Data records:
START

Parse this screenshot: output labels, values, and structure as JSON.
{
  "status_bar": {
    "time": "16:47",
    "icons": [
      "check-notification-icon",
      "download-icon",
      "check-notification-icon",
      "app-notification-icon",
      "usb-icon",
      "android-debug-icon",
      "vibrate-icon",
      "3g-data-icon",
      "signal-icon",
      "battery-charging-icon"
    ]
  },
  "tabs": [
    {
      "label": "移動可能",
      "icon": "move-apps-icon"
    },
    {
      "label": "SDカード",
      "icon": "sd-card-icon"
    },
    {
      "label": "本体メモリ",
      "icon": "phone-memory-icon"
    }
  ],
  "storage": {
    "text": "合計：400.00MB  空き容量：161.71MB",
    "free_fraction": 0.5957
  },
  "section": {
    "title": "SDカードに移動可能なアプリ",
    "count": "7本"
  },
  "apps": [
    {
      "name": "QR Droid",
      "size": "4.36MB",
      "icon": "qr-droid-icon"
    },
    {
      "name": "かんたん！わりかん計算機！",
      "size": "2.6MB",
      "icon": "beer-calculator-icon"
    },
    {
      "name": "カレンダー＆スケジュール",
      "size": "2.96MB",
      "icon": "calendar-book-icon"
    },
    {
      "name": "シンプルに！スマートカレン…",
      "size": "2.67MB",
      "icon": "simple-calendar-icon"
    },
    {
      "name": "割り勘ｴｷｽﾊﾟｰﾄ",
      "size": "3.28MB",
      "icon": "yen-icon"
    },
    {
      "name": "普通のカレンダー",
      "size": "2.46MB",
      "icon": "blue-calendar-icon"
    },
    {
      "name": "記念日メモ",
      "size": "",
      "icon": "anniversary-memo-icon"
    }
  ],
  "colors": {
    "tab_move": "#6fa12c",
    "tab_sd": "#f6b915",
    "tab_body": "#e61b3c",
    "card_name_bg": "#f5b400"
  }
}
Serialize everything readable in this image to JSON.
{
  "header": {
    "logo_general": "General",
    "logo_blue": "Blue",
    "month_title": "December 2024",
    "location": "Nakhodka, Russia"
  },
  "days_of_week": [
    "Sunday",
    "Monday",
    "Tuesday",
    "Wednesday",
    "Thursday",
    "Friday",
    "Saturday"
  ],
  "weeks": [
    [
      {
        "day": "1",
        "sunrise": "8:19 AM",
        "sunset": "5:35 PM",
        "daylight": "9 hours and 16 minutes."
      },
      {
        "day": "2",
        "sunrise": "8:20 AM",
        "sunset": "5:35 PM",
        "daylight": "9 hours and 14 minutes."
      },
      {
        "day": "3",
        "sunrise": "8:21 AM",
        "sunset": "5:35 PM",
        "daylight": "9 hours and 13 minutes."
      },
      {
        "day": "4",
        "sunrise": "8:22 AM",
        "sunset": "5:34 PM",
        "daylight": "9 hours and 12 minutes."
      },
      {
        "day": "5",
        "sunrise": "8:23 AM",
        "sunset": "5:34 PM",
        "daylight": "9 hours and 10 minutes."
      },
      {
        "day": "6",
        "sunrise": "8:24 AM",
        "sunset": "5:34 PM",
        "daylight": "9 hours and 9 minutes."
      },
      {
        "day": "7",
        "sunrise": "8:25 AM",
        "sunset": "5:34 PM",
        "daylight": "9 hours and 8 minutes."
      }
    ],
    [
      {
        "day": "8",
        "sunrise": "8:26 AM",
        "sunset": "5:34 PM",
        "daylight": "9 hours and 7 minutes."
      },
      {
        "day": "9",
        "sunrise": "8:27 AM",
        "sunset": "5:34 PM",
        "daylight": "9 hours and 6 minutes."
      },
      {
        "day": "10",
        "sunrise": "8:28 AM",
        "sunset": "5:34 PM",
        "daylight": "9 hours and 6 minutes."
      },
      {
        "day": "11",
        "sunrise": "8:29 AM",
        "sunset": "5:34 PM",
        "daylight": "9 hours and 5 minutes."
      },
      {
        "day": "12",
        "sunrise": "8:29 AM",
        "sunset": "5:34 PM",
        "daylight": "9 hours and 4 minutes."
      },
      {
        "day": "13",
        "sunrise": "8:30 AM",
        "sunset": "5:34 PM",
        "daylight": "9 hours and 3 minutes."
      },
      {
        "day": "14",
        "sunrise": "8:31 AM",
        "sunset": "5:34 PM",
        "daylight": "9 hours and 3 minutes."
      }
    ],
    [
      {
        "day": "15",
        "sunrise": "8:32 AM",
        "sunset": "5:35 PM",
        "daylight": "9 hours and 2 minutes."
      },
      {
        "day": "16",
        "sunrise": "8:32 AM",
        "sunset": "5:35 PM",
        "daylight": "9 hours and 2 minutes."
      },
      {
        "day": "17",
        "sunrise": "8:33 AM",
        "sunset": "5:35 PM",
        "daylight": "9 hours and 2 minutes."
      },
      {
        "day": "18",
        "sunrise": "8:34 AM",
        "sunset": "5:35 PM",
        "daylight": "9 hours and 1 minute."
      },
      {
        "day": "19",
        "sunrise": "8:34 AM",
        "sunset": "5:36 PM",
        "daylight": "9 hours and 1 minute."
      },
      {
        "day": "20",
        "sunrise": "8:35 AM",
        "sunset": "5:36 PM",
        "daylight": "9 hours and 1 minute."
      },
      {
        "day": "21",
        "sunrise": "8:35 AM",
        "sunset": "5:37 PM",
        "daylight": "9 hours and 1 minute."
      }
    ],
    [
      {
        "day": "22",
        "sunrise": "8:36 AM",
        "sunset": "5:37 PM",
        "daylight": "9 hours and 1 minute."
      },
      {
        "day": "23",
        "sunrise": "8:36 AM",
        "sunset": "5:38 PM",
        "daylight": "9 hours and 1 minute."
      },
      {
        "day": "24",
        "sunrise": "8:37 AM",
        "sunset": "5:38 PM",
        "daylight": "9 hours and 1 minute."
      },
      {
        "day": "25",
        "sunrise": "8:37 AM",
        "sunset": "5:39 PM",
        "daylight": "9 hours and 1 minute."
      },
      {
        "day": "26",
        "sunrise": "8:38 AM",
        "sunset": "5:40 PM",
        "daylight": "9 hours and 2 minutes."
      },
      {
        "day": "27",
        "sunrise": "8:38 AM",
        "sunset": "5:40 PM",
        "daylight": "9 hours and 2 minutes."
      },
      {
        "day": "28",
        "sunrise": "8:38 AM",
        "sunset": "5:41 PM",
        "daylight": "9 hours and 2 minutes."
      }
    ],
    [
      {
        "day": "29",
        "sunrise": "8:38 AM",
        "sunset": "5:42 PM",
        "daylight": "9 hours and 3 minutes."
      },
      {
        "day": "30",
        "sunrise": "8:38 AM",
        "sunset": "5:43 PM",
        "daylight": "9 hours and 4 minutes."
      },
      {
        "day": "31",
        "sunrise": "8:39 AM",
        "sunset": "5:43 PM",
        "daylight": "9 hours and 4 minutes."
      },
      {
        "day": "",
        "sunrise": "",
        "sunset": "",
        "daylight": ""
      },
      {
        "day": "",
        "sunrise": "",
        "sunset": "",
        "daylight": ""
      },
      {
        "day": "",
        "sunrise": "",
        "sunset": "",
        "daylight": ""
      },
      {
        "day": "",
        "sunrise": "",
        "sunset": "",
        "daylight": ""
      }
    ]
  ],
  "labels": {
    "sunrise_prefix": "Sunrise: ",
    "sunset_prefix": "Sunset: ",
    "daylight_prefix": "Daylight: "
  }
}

END

** Directions **
Copy the material above, line for line.

** Answer for this exercise **
Parse this screenshot: output labels, values, and structure as JSON.
{
  "status_bar": {
    "time": "16:47",
    "icons": [
      "check-notification-icon",
      "download-icon",
      "check-notification-icon",
      "app-notification-icon",
      "usb-icon",
      "android-debug-icon",
      "vibrate-icon",
      "3g-data-icon",
      "signal-icon",
      "battery-charging-icon"
    ]
  },
  "tabs": [
    {
      "label": "移動可能",
      "icon": "move-apps-icon"
    },
    {
      "label": "SDカード",
      "icon": "sd-card-icon"
    },
    {
      "label": "本体メモリ",
      "icon": "phone-memory-icon"
    }
  ],
  "storage": {
    "text": "合計：400.00MB  空き容量：161.71MB",
    "free_fraction": 0.5957
  },
  "section": {
    "title": "SDカードに移動可能なアプリ",
    "count": "7本"
  },
  "apps": [
    {
      "name": "QR Droid",
      "size": "4.36MB",
      "icon": "qr-droid-icon"
    },
    {
      "name": "かんたん！わりかん計算機！",
      "size": "2.6MB",
      "icon": "beer-calculator-icon"
    },
    {
      "name": "カレンダー＆スケジュール",
      "size": "2.96MB",
      "icon": "calendar-book-icon"
    },
    {
      "name": "シンプルに！スマートカレン…",
      "size": "2.67MB",
      "icon": "simple-calendar-icon"
    },
    {
      "name": "割り勘ｴｷｽﾊﾟｰﾄ",
      "size": "3.28MB",
      "icon": "yen-icon"
    },
    {
      "name": "普通のカレンダー",
      "size": "2.46MB",
      "icon": "blue-calendar-icon"
    },
    {
      "name": "記念日メモ",
      "size": "",
      "icon": "anniversary-memo-icon"
    }
  ],
  "colors": {
    "tab_move": "#6fa12c",
    "tab_sd": "#f6b915",
    "tab_body": "#e61b3c",
    "card_name_bg": "#f5b400"
  }
}
Serialize everything readable in this image to JSON.
{
  "header": {
    "logo_general": "General",
    "logo_blue": "Blue",
    "month_title": "December 2024",
    "location": "Nakhodka, Russia"
  },
  "days_of_week": [
    "Sunday",
    "Monday",
    "Tuesday",
    "Wednesday",
    "Thursday",
    "Friday",
    "Saturday"
  ],
  "weeks": [
    [
      {
        "day": "1",
        "sunrise": "8:19 AM",
        "sunset": "5:35 PM",
        "daylight": "9 hours and 16 minutes."
      },
      {
        "day": "2",
        "sunrise": "8:20 AM",
        "sunset": "5:35 PM",
        "daylight": "9 hours and 14 minutes."
      },
      {
        "day": "3",
        "sunrise": "8:21 AM",
        "sunset": "5:35 PM",
        "daylight": "9 hours and 13 minutes."
      },
      {
        "day": "4",
        "sunrise": "8:22 AM",
        "sunset": "5:34 PM",
        "daylight": "9 hours and 12 minutes."
      },
      {
        "day": "5",
        "sunrise": "8:23 AM",
        "sunset": "5:34 PM",
        "daylight": "9 hours and 10 minutes."
      },
      {
        "day": "6",
        "sunrise": "8:24 AM",
        "sunset": "5:34 PM",
        "daylight": "9 hours and 9 minutes."
      },
      {
        "day": "7",
        "sunrise": "8:25 AM",
        "sunset": "5:34 PM",
        "daylight": "9 hours and 8 minutes."
      }
    ],
    [
      {
        "day": "8",
        "sunrise": "8:26 AM",
        "sunset": "5:34 PM",
        "daylight": "9 hours and 7 minutes."
      },
      {
        "day": "9",
        "sunrise": "8:27 AM",
        "sunset": "5:34 PM",
        "daylight": "9 hours and 6 minutes."
      },
      {
        "day": "10",
        "sunrise": "8:28 AM",
        "sunset": "5:34 PM",
        "daylight": "9 hours and 6 minutes."
      },
      {
        "day": "11",
        "sunrise": "8:29 AM",
        "sunset": "5:34 PM",
        "daylight": "9 hours and 5 minutes."
      },
      {
        "day": "12",
        "sunrise": "8:29 AM",
        "sunset": "5:34 PM",
        "daylight": "9 hours and 4 minutes."
      },
      {
        "day": "13",
        "sunrise": "8:30 AM",
        "sunset": "5:34 PM",
        "daylight": "9 hours and 3 minutes."
      },
      {
        "day": "14",
        "sunrise": "8:31 AM",
        "sunset": "5:34 PM",
        "daylight": "9 hours and 3 minutes."
      }
    ],
    [
      {
        "day": "15",
        "sunrise": "8:32 AM",
        "sunset": "5:35 PM",
        "daylight": "9 hours and 2 minutes."
      },
      {
        "day": "16",
        "sunrise": "8:32 AM",
        "sunset": "5:35 PM",
        "daylight": "9 hours and 2 minutes."
      },
      {
        "day": "17",
        "sunrise": "8:33 AM",
        "sunset": "5:35 PM",
        "daylight": "9 hours and 2 minutes."
      },
      {
        "day": "18",
        "sunrise": "8:34 AM",
        "sunset": "5:35 PM",
        "daylight": "9 hours and 1 minute."
      },
      {
        "day": "19",
        "sunrise": "8:34 AM",
        "sunset": "5:36 PM",
        "daylight": "9 hours and 1 minute."
      },
      {
        "day": "20",
        "sunrise": "8:35 AM",
        "sunset": "5:36 PM",
        "daylight": "9 hours and 1 minute."
      },
      {
        "day": "21",
        "sunrise": "8:35 AM",
        "sunset": "5:37 PM",
        "daylight": "9 hours and 1 minute."
      }
    ],
    [
      {
        "day": "22",
        "sunrise": "8:36 AM",
        "sunset": "5:37 PM",
        "daylight": "9 hours and 1 minute."
      },
      {
        "day": "23",
        "sunrise": "8:36 AM",
        "sunset": "5:38 PM",
        "daylight": "9 hours and 1 minute."
      },
      {
        "day": "24",
        "sunrise": "8:37 AM",
        "sunset": "5:38 PM",
        "daylight": "9 hours and 1 minute."
      },
      {
        "day": "25",
        "sunrise": "8:37 AM",
        "sunset": "5:39 PM",
        "daylight": "9 hours and 1 minute."
      },
      {
        "day": "26",
        "sunrise": "8:38 AM",
        "sunset": "5:40 PM",
        "daylight": "9 hours and 2 minutes."
      },
      {
        "day": "27",
        "sunrise": "8:38 AM",
        "sunset": "5:40 PM",
        "daylight": "9 hours and 2 minutes."
      },
      {
        "day": "28",
        "sunrise": "8:38 AM",
        "sunset": "5:41 PM",
        "daylight": "9 hours and 2 minutes."
      }
    ],
    [
      {
        "day": "29",
        "sunrise": "8:38 AM",
        "sunset": "5:42 PM",
        "daylight": "9 hours and 3 minutes."
      },
      {
        "day": "30",
        "sunrise": "8:38 AM",
        "sunset": "5:43 PM",
        "daylight": "9 hours and 4 minutes."
      },
      {
        "day": "31",
        "sunrise": "8:39 AM",
        "sunset": "5:43 PM",
        "daylight": "9 hours and 4 minutes."
      },
      {
        "day": "",
        "sunrise": "",
        "sunset": "",
        "daylight": ""
      },
      {
        "day": "",
        "sunrise": "",
        "sunset": "",
        "daylight": ""
      },
      {
        "day": "",
        "sunrise": "",
        "sunset": "",
        "daylight": ""
      },
      {
        "day": "",
        "sunrise": "",
        "sunset": "",
        "daylight": ""
      }
    ]
  ],
  "labels": {
    "sunrise_prefix": "Sunrise: ",
    "sunset_prefix": "Sunset: ",
    "daylight_prefix": "Daylight: "
  }
}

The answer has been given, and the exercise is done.